» Exercise: From the entries below, count every line that contains the word "Database". Please give the number and nothing else.

◇ ◇ ◇

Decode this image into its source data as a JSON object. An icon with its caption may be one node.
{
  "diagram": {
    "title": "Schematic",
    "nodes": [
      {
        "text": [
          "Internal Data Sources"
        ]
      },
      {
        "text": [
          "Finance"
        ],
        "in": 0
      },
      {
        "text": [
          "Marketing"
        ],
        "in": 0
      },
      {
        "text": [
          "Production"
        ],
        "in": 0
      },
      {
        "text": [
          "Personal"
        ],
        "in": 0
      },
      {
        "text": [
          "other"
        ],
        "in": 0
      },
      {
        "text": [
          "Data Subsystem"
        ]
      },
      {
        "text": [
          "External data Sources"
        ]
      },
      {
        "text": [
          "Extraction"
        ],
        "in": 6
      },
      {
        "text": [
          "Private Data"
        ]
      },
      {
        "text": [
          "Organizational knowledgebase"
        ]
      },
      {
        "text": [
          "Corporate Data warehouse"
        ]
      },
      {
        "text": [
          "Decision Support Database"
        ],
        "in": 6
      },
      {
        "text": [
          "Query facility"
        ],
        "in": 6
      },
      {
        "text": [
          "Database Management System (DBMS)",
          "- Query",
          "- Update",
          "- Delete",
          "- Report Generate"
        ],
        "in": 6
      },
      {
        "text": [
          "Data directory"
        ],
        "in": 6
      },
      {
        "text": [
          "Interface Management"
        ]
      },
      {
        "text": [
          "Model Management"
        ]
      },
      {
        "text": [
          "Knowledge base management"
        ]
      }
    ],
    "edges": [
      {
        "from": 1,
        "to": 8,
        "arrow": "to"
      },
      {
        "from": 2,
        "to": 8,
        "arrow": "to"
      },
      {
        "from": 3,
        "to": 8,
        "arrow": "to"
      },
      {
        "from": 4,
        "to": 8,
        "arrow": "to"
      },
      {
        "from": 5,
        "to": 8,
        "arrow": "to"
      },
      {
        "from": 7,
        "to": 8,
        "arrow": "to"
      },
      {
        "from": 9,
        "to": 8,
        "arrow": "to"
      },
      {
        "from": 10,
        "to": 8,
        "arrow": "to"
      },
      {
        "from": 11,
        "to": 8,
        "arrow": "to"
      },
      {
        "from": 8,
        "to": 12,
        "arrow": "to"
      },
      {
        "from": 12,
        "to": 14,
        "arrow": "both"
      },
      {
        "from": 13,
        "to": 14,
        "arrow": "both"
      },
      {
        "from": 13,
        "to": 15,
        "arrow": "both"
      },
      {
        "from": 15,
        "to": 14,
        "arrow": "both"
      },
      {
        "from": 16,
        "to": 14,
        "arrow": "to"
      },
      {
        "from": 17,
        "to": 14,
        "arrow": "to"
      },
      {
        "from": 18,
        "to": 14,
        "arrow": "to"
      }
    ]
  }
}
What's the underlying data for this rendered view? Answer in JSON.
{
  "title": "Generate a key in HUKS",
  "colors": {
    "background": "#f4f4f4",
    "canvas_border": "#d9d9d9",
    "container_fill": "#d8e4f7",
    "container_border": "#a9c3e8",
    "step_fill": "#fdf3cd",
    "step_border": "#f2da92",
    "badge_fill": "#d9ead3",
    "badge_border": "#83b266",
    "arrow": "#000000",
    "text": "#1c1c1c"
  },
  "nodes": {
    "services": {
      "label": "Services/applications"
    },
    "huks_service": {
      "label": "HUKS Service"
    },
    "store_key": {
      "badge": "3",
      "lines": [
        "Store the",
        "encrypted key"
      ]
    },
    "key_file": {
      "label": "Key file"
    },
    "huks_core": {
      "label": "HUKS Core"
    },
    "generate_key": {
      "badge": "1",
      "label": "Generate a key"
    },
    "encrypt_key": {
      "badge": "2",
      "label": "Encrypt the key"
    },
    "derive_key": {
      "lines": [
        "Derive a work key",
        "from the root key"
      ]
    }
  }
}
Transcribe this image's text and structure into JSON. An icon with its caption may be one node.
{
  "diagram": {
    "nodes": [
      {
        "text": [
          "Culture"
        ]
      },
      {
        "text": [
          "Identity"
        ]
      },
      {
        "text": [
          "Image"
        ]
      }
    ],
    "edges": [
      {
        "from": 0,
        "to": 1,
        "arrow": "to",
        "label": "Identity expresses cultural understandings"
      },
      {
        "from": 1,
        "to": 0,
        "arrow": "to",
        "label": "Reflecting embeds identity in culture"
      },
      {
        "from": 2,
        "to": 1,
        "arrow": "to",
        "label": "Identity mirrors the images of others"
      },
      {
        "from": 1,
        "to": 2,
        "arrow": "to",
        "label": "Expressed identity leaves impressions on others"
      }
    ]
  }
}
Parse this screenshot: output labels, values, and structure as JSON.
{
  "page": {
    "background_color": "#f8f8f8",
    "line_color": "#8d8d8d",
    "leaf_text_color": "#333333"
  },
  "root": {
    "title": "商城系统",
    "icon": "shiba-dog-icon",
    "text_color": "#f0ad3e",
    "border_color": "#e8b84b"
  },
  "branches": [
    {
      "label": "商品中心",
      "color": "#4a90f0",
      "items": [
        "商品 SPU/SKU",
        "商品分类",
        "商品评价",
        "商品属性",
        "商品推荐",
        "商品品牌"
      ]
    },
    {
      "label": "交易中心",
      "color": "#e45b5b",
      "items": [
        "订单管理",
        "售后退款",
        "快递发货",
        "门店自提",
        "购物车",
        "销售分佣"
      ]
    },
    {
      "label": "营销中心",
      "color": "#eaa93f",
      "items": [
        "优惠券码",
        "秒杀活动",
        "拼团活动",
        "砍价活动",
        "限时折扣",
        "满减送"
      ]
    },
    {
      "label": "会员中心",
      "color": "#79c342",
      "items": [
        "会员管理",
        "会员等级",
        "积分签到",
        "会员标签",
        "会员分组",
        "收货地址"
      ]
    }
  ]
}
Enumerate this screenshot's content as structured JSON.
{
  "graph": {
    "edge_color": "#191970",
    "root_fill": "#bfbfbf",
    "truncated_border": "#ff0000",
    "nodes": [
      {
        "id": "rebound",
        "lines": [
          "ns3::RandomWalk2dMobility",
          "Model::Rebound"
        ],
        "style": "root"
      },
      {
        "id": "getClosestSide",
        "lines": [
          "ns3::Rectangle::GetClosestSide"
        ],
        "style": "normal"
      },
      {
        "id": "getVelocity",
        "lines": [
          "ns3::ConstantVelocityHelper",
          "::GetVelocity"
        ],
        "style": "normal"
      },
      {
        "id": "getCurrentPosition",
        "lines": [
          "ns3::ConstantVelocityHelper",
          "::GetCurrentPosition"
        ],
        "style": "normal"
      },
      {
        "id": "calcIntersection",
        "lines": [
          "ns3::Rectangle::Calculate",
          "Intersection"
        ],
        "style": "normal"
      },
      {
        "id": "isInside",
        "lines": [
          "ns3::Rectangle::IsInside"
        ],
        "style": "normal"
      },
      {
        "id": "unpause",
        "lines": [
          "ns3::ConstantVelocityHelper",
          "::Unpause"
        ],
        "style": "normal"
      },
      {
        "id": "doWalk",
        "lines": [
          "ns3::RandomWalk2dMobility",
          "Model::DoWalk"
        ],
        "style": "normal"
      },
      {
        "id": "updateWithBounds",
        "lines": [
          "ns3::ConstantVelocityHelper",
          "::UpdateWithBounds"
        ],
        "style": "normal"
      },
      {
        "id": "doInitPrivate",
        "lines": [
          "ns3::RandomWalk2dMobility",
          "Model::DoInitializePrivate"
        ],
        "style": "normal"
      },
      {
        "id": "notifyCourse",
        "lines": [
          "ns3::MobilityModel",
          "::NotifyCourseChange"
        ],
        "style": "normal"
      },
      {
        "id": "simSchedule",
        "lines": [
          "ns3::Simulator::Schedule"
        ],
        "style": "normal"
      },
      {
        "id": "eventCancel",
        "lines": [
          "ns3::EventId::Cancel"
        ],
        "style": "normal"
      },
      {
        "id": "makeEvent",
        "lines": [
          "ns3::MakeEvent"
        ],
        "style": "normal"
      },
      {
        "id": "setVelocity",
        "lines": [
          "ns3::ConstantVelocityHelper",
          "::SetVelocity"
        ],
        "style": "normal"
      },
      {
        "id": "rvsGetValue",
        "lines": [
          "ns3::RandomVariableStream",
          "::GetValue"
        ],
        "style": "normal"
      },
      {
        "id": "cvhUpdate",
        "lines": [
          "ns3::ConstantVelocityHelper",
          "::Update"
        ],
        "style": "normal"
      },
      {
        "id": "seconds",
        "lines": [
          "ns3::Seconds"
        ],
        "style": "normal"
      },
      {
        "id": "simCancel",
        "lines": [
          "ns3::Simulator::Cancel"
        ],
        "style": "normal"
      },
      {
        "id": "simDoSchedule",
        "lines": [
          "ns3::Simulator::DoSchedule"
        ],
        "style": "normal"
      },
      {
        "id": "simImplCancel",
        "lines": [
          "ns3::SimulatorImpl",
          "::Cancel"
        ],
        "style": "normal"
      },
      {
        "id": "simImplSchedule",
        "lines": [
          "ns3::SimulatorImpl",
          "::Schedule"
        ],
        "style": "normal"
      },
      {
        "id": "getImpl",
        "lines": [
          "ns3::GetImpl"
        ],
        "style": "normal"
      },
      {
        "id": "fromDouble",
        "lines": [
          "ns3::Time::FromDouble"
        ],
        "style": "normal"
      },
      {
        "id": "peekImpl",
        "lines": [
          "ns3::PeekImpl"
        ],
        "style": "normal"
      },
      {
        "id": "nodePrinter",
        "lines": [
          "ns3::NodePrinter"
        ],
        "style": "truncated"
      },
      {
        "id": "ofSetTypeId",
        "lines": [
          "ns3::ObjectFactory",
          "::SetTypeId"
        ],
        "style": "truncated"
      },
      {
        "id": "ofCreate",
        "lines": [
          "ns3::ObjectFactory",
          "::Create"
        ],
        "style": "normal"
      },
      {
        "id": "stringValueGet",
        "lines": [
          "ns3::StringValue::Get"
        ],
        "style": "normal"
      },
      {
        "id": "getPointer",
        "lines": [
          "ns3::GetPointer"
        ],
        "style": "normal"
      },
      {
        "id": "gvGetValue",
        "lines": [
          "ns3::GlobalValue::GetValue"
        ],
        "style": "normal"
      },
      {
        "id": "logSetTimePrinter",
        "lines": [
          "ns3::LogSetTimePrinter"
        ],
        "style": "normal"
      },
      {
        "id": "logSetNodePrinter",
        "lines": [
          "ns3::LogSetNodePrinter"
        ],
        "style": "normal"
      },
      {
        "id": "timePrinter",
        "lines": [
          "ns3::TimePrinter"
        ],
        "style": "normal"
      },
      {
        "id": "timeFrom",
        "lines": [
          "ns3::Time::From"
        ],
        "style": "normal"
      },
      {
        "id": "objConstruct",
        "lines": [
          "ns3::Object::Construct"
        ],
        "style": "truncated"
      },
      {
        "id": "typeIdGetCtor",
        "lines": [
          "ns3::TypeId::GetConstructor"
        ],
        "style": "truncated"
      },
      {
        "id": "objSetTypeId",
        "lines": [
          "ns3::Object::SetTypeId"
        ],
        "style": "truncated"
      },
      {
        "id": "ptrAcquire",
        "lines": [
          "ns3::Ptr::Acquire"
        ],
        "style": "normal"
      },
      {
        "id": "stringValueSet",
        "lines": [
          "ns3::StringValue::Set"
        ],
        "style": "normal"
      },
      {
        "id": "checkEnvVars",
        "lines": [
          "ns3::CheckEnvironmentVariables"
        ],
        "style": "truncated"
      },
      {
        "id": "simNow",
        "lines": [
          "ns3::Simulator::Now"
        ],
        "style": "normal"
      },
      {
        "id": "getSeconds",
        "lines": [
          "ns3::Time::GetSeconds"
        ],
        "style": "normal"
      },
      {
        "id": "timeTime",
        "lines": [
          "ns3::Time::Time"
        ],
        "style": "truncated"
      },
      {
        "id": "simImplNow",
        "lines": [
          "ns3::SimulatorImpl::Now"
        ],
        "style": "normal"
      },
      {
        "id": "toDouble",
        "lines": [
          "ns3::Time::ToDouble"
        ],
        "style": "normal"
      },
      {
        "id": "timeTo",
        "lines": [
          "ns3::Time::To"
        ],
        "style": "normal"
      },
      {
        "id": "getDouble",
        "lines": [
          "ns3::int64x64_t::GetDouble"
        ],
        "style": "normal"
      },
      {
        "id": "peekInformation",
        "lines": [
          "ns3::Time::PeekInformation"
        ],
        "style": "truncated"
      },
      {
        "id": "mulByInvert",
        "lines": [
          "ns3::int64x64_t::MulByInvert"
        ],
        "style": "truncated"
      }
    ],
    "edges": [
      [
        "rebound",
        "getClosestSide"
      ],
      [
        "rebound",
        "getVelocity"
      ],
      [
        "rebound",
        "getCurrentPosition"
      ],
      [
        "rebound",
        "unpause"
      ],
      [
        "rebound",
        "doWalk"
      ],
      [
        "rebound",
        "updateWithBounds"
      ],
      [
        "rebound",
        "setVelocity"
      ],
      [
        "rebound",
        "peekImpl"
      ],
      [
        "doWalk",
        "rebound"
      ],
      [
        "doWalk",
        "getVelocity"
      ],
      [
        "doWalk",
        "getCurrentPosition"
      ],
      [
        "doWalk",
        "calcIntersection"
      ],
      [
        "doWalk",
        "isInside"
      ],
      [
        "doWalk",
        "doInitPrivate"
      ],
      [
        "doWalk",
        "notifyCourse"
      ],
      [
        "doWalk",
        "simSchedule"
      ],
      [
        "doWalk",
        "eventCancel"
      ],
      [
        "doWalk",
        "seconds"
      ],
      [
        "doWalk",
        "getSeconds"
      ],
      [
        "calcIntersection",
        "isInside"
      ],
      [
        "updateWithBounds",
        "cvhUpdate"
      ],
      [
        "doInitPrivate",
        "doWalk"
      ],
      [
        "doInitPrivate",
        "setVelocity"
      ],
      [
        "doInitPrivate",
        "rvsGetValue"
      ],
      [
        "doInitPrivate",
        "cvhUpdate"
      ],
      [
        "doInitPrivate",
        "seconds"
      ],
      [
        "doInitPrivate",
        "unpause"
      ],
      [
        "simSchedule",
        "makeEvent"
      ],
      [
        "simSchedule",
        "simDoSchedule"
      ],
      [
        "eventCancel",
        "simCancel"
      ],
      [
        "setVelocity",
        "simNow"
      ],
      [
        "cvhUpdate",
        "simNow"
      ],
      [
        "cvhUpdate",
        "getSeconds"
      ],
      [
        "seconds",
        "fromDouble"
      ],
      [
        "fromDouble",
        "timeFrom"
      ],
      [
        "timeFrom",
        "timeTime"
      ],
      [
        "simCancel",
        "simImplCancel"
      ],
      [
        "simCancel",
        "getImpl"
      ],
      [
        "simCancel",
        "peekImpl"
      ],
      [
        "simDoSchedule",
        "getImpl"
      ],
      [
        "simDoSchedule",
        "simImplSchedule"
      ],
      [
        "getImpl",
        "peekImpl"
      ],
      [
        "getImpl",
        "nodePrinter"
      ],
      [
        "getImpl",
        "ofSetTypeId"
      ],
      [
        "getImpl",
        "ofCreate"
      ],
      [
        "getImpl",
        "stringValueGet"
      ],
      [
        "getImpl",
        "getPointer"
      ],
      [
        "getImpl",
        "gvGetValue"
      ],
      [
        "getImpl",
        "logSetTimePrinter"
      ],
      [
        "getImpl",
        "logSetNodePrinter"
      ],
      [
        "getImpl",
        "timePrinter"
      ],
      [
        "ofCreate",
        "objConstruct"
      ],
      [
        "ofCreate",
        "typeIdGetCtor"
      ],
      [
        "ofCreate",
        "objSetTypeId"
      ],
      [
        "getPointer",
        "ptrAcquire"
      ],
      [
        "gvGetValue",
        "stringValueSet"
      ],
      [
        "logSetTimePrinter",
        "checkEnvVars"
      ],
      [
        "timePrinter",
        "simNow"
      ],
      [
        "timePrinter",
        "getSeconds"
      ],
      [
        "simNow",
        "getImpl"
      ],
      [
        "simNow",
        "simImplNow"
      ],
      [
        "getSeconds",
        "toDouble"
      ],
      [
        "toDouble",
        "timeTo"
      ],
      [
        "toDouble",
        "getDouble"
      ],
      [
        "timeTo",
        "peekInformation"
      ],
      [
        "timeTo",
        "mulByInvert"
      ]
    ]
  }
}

◇ ◇ ◇

» Answer: 2